* _WRITTEN EXERCISE_: Filter the records below down to lines containing "Preview".

* _EXTRACTED INFORMATION_:
START

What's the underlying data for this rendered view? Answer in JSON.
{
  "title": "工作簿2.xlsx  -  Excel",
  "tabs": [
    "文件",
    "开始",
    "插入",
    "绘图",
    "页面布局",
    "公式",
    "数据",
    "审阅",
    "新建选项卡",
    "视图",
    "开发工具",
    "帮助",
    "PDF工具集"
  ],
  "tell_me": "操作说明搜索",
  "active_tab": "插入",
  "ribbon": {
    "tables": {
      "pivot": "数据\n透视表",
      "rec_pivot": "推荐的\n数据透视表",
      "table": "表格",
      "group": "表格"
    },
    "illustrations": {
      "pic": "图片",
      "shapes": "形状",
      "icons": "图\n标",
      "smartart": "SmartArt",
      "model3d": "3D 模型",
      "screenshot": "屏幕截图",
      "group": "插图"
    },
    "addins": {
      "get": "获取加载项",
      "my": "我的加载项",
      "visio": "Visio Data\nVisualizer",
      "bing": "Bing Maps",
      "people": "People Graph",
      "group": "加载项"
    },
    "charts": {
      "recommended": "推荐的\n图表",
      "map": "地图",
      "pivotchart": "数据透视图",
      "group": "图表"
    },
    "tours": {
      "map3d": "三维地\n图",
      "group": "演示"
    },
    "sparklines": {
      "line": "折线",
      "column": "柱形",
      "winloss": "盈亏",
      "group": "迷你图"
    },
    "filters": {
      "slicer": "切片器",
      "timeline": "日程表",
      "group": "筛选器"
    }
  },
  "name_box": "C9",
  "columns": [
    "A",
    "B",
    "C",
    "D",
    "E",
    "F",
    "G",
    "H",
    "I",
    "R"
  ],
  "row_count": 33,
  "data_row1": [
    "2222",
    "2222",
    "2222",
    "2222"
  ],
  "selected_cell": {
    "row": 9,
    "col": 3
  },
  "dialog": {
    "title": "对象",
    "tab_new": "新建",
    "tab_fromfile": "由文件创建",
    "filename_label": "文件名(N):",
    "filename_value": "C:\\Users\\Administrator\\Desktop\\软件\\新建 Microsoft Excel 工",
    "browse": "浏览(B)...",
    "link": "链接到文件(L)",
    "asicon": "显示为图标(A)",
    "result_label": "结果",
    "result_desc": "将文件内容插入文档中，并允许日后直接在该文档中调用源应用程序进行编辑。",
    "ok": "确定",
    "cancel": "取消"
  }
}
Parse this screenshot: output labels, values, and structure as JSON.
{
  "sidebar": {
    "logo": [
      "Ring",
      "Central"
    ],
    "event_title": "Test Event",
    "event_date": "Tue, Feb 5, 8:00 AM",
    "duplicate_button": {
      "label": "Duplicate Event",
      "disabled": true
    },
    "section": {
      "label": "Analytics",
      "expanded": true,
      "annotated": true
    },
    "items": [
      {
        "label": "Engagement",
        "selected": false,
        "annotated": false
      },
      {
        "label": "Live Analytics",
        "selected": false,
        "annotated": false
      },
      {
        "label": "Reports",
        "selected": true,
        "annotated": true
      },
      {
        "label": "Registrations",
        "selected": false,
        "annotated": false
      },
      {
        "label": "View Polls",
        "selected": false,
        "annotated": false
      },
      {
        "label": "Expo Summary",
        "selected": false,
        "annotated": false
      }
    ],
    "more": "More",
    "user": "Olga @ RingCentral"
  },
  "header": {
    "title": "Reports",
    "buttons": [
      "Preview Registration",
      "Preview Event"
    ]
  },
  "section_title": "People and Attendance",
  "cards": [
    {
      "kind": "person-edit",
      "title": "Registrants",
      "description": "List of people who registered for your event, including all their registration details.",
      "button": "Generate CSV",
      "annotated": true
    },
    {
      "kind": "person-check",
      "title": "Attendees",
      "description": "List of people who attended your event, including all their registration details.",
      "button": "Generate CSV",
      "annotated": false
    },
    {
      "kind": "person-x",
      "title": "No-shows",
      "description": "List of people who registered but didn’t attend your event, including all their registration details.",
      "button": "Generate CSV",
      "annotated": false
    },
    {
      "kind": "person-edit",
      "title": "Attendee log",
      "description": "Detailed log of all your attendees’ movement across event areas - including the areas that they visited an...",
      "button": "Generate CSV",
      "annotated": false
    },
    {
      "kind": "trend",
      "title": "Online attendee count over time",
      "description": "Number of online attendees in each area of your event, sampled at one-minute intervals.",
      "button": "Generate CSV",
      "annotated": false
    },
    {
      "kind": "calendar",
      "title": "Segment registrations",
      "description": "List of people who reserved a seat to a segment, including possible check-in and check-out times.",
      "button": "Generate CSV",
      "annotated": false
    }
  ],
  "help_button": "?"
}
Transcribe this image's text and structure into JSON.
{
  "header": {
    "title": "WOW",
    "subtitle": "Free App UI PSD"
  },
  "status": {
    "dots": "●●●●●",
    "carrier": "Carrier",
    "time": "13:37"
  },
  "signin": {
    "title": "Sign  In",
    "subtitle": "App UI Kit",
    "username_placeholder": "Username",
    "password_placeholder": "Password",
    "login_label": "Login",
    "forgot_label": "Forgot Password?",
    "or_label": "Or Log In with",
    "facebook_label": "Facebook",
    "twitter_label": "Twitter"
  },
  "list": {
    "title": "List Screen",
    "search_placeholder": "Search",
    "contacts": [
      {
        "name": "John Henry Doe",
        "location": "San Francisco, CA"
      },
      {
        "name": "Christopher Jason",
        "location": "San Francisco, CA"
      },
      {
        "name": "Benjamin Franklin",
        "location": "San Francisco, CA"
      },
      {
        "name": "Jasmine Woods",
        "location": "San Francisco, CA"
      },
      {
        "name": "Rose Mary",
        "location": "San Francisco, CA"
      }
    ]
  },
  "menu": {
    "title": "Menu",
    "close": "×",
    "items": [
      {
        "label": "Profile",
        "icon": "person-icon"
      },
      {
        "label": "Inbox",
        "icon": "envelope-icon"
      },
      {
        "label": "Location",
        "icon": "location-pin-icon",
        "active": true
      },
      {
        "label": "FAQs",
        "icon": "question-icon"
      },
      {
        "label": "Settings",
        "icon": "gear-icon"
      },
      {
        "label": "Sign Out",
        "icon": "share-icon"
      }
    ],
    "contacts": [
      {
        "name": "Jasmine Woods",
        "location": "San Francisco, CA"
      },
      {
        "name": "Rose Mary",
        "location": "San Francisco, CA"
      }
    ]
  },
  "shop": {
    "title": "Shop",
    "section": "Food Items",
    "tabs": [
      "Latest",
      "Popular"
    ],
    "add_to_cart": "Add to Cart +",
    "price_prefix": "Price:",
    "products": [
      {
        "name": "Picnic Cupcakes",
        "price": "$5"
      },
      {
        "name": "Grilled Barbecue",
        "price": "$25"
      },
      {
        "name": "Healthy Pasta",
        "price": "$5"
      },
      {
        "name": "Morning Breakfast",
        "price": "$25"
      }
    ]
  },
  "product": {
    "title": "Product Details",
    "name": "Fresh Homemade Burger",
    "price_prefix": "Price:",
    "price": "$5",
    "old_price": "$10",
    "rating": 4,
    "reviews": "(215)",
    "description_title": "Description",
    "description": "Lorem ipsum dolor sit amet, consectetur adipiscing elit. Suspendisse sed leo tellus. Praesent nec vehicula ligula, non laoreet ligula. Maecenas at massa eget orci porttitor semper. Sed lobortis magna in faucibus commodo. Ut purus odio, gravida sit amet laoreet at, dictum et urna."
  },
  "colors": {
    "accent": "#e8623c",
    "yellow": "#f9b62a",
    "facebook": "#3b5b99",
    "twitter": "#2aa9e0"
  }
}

END

* _ANSWER TO THIS TASK_:
      "Preview Registration",
      "Preview Event"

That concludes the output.